### DATA EXCERPTS

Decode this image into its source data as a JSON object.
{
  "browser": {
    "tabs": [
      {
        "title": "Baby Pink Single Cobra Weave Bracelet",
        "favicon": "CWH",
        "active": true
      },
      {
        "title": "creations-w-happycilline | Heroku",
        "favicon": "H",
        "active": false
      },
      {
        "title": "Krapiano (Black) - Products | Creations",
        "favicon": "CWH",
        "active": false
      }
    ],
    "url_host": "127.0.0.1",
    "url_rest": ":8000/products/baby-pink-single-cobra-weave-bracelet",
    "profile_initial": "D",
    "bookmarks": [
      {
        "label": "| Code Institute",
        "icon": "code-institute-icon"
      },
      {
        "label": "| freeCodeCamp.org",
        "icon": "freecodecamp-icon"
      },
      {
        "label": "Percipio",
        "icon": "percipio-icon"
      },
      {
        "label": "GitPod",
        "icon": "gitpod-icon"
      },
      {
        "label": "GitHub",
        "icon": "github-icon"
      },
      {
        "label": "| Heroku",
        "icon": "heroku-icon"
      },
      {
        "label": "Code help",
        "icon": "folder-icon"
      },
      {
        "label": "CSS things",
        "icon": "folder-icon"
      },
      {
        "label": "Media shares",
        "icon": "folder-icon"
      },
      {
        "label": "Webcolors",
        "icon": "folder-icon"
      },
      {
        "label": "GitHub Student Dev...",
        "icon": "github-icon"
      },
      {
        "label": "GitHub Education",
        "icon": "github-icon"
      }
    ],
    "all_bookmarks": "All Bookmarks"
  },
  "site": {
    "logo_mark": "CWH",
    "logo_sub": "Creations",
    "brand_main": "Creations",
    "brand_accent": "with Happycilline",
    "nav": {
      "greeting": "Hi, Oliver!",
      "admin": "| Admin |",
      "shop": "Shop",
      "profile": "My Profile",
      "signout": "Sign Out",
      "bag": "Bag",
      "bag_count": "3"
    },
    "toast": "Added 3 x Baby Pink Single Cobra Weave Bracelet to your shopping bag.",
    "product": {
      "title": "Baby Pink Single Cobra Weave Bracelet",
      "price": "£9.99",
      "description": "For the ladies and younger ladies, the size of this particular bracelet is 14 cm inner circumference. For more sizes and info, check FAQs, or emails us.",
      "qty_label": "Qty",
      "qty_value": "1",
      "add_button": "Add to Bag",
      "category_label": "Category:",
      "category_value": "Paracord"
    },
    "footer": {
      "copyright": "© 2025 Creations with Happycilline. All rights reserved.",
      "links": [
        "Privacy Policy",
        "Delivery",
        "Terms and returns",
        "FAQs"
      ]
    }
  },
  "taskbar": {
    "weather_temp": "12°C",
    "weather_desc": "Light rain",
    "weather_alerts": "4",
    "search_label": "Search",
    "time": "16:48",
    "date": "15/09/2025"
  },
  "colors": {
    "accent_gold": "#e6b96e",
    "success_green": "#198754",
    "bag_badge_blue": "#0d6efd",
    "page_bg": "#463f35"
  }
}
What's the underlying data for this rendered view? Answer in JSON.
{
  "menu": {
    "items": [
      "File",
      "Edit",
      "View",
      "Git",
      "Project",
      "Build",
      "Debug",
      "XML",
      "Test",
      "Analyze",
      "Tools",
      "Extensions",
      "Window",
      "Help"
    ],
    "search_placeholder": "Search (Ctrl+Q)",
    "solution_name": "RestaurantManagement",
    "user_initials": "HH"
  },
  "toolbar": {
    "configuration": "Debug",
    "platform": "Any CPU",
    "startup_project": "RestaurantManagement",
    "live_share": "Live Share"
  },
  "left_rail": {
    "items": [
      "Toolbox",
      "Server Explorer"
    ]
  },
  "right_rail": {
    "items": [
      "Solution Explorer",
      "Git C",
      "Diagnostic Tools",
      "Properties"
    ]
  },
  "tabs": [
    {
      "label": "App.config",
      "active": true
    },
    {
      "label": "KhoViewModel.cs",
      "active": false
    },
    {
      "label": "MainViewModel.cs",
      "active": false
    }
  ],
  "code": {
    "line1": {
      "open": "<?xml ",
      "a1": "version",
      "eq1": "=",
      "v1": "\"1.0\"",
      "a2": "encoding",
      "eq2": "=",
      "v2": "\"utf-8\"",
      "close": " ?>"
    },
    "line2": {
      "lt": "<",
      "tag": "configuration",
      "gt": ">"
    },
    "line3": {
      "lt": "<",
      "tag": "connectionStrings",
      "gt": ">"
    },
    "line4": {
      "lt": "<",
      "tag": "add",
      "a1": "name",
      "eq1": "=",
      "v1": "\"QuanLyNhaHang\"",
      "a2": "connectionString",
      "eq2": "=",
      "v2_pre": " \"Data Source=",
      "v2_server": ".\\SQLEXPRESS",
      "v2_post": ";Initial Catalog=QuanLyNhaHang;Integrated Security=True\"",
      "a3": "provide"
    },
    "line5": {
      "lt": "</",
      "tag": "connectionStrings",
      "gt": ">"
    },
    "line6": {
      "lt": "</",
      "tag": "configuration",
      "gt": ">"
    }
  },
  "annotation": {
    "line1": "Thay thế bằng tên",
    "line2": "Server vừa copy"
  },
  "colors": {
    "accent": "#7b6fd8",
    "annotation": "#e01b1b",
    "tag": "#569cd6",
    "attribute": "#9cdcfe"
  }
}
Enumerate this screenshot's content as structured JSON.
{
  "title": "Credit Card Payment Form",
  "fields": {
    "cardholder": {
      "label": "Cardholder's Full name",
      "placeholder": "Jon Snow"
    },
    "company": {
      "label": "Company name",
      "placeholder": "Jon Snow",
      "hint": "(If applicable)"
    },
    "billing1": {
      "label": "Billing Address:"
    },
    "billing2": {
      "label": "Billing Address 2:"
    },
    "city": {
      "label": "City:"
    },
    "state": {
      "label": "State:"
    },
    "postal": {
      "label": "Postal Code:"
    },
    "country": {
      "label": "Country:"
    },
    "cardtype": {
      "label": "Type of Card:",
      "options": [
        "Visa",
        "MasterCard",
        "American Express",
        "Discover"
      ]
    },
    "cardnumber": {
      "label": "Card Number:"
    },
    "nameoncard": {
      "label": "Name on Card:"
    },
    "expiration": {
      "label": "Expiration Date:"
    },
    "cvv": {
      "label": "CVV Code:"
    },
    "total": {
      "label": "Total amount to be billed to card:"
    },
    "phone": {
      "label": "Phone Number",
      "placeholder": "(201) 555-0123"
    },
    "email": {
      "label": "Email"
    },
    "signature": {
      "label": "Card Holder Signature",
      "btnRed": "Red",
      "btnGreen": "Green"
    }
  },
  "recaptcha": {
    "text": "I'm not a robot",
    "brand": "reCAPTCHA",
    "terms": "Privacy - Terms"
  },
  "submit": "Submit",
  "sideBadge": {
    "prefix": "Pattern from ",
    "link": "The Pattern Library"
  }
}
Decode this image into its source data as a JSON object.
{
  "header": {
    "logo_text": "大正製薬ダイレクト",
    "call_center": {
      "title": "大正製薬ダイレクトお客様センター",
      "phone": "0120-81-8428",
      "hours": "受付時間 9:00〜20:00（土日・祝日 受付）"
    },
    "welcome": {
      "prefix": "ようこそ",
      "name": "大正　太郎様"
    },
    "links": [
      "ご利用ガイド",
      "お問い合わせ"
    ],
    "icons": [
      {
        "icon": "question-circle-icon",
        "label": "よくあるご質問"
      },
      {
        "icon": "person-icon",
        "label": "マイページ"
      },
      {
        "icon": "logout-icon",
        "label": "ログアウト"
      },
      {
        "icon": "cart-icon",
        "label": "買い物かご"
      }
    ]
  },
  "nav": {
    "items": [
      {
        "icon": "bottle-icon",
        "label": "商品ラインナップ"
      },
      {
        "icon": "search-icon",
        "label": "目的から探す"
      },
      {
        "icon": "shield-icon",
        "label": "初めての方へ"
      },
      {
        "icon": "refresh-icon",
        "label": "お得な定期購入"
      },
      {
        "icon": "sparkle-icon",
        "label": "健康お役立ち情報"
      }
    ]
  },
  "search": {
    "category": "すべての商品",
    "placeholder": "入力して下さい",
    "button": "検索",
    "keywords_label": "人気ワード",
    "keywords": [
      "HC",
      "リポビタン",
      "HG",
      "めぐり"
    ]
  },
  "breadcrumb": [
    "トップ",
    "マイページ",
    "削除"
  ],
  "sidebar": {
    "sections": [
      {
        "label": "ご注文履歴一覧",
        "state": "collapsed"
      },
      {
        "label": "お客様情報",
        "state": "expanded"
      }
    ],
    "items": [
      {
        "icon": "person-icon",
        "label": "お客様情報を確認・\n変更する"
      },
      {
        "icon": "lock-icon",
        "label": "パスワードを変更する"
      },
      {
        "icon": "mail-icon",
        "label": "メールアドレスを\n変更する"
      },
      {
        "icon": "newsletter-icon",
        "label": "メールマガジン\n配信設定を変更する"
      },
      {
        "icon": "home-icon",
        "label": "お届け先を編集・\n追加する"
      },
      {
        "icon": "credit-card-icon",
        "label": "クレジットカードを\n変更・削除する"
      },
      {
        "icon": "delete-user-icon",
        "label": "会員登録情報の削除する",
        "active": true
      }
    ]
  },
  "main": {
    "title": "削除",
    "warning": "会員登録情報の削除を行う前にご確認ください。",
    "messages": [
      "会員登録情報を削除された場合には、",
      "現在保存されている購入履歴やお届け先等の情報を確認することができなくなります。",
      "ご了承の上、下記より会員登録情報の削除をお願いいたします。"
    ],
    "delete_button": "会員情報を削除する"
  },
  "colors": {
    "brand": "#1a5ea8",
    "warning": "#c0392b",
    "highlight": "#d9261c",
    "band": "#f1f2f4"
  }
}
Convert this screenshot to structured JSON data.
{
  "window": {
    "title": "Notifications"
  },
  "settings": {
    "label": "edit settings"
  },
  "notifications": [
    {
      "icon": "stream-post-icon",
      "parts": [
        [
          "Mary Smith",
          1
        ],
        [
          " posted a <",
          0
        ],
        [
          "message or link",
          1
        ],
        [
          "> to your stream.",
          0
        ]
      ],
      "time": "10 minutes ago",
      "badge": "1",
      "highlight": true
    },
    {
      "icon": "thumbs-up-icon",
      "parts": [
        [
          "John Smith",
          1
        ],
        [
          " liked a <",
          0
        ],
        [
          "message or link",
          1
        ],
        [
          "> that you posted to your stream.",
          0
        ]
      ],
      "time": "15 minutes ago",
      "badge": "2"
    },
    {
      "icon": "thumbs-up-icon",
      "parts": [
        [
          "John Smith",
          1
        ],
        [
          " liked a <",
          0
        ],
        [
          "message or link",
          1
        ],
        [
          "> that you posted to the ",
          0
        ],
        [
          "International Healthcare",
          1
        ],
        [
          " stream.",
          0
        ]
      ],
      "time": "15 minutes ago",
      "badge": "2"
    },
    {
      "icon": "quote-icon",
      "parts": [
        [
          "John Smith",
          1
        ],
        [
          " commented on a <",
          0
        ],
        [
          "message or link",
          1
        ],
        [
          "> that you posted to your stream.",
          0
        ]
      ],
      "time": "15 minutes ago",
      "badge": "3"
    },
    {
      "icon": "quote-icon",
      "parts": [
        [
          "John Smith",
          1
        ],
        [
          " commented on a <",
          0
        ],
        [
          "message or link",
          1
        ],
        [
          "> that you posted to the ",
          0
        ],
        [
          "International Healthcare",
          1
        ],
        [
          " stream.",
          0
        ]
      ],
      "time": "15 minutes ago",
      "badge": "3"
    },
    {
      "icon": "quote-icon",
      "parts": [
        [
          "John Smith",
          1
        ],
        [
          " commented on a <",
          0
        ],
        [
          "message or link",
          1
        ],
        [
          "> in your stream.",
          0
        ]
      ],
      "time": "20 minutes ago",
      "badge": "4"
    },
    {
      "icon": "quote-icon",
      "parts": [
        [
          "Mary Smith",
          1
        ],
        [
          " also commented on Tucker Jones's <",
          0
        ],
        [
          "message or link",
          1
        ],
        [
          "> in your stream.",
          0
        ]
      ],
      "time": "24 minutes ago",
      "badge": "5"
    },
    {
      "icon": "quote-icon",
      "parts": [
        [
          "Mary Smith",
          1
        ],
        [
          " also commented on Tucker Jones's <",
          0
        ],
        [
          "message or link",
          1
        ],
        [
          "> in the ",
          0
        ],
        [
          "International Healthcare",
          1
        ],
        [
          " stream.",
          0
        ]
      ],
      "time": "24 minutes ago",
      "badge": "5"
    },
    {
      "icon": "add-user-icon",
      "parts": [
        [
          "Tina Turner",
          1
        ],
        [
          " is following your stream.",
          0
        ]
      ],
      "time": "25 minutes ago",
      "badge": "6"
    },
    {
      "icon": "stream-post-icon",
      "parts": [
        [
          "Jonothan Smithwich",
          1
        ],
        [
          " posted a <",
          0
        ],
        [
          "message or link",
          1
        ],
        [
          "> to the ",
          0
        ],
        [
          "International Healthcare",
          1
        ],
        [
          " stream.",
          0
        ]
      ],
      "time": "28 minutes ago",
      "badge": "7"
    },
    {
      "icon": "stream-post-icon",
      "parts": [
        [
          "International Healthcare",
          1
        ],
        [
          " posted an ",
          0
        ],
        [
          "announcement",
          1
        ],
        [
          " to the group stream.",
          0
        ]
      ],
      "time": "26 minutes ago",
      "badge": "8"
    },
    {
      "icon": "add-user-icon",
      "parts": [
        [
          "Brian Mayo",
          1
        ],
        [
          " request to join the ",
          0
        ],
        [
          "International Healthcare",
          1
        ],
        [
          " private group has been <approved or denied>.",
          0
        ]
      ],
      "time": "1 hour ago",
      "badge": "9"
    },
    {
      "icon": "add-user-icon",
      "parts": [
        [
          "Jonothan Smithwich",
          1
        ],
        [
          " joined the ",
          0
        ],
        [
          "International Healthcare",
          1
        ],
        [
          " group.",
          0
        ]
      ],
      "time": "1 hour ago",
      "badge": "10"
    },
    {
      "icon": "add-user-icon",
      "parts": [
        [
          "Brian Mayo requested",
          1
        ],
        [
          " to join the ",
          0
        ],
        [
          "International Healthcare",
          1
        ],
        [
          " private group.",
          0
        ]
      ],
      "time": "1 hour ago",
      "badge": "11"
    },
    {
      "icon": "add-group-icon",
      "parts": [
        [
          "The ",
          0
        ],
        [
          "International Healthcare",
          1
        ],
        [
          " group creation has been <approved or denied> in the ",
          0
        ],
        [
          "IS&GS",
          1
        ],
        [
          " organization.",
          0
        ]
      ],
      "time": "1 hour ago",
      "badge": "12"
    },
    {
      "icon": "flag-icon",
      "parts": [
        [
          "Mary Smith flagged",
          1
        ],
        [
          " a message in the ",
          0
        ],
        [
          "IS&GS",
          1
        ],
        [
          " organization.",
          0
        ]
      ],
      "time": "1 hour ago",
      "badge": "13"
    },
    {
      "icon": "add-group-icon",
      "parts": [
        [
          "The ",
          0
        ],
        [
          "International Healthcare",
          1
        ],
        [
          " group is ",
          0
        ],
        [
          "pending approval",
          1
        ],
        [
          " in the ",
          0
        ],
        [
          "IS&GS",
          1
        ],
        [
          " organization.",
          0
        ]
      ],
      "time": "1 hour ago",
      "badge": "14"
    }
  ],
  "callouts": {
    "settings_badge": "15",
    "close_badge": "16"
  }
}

######

Which lines of the data above contain "Terms"? Copy each one.

        "Terms and returns",
    "terms": "Privacy - Terms"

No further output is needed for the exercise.